PROBLEM ▸ Print all of the entries exactly, minus the pictures.
======== MATERIAL PROVIDED
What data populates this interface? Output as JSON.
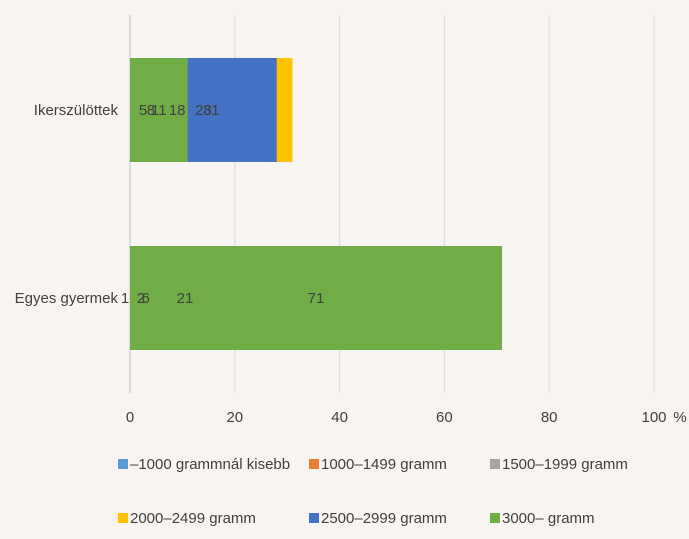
{
  "chart_data": {
    "type": "bar",
    "orientation": "horizontal",
    "stacked": true,
    "categories": [
      "Ikerszülöttek",
      "Egyes gyermek"
    ],
    "series": [
      {
        "name": "–1000 grammnál kisebb",
        "color": "#5b9bd5",
        "values": [
          5,
          0.4
        ]
      },
      {
        "name": "1000–1499 gramm",
        "color": "#ed7d31",
        "values": [
          8,
          0.6
        ]
      },
      {
        "name": "1500–1999 gramm",
        "color": "#a5a5a5",
        "values": [
          18,
          2
        ]
      },
      {
        "name": "2000–2499 gramm",
        "color": "#ffc000",
        "values": [
          31,
          6
        ]
      },
      {
        "name": "2500–2999 gramm",
        "color": "#4472c4",
        "values": [
          28,
          21
        ]
      },
      {
        "name": "3000– gramm",
        "color": "#70ad47",
        "values": [
          11,
          71
        ]
      }
    ],
    "data_labels": [
      [
        "5",
        "8",
        "18",
        "31",
        "28",
        "11"
      ],
      [
        "",
        "1",
        "2",
        "6",
        "21",
        "71"
      ]
    ],
    "xlim": [
      0,
      100
    ],
    "x_ticks": [
      "0",
      "20",
      "40",
      "60",
      "80",
      "100"
    ],
    "x_unit": "%",
    "grid": true,
    "legend_position": "bottom"
  }
}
================
WORKED SOLUTION ▸
What data populates this interface? Output as JSON.
{
  "chart_data": {
    "type": "bar",
    "orientation": "horizontal",
    "stacked": true,
    "categories": [
      "Ikerszülöttek",
      "Egyes gyermek"
    ],
    "series": [
      {
        "name": "–1000 grammnál kisebb",
        "color": "#5b9bd5",
        "values": [
          5,
          0.4
        ]
      },
      {
        "name": "1000–1499 gramm",
        "color": "#ed7d31",
        "values": [
          8,
          0.6
        ]
      },
      {
        "name": "1500–1999 gramm",
        "color": "#a5a5a5",
        "values": [
          18,
          2
        ]
      },
      {
        "name": "2000–2499 gramm",
        "color": "#ffc000",
        "values": [
          31,
          6
        ]
      },
      {
        "name": "2500–2999 gramm",
        "color": "#4472c4",
        "values": [
          28,
          21
        ]
      },
      {
        "name": "3000– gramm",
        "color": "#70ad47",
        "values": [
          11,
          71
        ]
      }
    ],
    "data_labels": [
      [
        "5",
        "8",
        "18",
        "31",
        "28",
        "11"
      ],
      [
        "",
        "1",
        "2",
        "6",
        "21",
        "71"
      ]
    ],
    "xlim": [
      0,
      100
    ],
    "x_ticks": [
      "0",
      "20",
      "40",
      "60",
      "80",
      "100"
    ],
    "x_unit": "%",
    "grid": true,
    "legend_position": "bottom"
  }
}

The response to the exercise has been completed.